• 読解文
....

今朝はまた生田緑地へ行った。花菖蒲は見ごろになっていた。今日はコジュケイの声が聞こえた。山の方に入ってゆくと画眉鳥の声がこの前のように、特に決まったパターンもなくフリースタイルで啼いていた。近くで啼いたかと思うと、向こうから別の鳥が鳴いて、交互に啼くとさながらМCバトルのようだった。今日もその合間に一声ではないにせよ、ほんの短い間ホトトギスの声がした。画眉バトル升形山の時鳥。
コロナの第四波が順調に収まりつつある限りは、オリンピック中止はないと思う。ただどこまで縮小できるかが勝負になる。当然ながら「普通の」開催はない。
無駄を省いた最低限のオリンピックを示すことで、これからのコロナ後のオリンピックのあり方というのを模索してゆくことになるのではないかと思う。
来年は北京でオリンピックがあるが、彼らが昔ながらの華美なオリンピックをやろうというなら笑ってやればいい。スポーツが従来どうりのショービジネスでいることは難しいだろう。ならば、東京オリンピックが次の時代への道筋を付けなくてはならないのではないか。
古代オリンピックの時代でもプラトンのようなアンチな奴がいたが、この世がひっくり返っても哲学者がスポーツマンよりモテる時代は来ない。哲学者がオリンピックの優勝者なみの歓待を受けるだなんて、妄想するだけでも空しいと思わないか。
まあ、どうしてもオリンピックを潰したいならやるべきことは一つ、コロナを蔓延させることだ。自粛破り、ワクチン接種妨害など、あっ、もうやっているか。

....

• 提供資料

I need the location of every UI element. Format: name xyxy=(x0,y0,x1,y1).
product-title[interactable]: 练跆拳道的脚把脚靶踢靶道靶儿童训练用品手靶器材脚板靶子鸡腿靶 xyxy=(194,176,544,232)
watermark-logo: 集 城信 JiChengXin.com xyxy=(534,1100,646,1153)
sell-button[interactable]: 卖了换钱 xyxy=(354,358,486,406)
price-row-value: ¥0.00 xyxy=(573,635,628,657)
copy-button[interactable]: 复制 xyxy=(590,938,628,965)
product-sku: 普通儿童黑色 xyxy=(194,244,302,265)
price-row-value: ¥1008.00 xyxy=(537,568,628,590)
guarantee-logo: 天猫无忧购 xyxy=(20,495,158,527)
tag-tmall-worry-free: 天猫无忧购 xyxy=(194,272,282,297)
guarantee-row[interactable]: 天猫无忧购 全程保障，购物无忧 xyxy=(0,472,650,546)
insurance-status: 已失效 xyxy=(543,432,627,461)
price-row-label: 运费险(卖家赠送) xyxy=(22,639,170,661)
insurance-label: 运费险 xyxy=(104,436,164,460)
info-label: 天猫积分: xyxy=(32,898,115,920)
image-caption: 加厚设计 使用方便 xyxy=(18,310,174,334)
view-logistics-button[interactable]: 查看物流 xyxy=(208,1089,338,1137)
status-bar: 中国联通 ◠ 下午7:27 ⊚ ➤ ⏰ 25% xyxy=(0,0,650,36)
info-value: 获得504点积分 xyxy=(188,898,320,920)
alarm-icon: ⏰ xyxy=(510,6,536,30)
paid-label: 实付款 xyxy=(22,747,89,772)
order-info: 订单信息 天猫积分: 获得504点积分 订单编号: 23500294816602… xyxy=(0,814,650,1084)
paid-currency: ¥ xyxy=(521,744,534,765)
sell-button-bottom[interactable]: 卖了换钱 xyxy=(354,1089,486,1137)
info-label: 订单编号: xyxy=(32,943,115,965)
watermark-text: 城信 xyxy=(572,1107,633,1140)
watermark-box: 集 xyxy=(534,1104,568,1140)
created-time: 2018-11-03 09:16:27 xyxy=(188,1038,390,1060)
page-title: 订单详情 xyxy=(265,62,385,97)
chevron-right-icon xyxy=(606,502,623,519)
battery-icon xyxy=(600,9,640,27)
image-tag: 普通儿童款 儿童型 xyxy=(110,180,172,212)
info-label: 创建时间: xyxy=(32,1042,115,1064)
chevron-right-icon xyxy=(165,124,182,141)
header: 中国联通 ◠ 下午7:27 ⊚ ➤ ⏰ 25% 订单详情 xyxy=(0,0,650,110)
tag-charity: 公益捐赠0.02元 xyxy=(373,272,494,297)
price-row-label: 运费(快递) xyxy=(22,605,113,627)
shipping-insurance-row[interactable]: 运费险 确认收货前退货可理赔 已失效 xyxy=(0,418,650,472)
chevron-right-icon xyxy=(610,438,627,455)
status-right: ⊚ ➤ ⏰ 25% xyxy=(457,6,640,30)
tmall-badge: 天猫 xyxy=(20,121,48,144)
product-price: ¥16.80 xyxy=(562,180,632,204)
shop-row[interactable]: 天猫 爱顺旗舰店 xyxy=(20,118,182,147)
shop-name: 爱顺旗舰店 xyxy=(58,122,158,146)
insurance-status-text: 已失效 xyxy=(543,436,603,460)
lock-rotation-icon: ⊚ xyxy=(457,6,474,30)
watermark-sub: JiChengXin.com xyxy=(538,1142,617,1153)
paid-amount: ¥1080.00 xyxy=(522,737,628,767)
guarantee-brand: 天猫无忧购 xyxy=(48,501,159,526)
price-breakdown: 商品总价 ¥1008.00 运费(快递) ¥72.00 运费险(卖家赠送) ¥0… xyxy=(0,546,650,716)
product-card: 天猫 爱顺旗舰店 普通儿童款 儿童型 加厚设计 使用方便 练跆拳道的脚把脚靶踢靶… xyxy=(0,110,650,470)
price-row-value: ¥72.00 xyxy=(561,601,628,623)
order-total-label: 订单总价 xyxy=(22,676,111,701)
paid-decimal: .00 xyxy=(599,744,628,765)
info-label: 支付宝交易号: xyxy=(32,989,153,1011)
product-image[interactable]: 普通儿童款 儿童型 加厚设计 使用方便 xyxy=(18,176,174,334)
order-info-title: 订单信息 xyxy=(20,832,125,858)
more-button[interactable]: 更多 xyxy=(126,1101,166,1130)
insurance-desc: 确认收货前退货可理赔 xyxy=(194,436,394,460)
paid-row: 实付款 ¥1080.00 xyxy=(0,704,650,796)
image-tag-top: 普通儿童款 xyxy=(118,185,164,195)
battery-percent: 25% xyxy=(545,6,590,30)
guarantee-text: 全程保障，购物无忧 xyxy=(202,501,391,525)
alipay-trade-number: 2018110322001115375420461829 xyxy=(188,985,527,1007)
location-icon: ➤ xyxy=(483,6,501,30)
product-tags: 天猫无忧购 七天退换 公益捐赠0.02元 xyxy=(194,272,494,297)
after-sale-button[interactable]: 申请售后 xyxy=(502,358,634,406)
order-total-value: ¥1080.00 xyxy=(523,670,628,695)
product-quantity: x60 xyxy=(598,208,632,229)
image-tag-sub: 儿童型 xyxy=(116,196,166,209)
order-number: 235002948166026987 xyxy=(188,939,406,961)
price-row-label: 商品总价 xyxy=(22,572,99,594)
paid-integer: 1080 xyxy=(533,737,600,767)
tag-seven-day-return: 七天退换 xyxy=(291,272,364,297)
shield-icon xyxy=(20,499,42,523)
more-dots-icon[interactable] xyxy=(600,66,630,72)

....

• 問題
読解文によると、今朝の生田緑地で見ごろになっていた花は何ですか。

• 解答
花菖蒲です。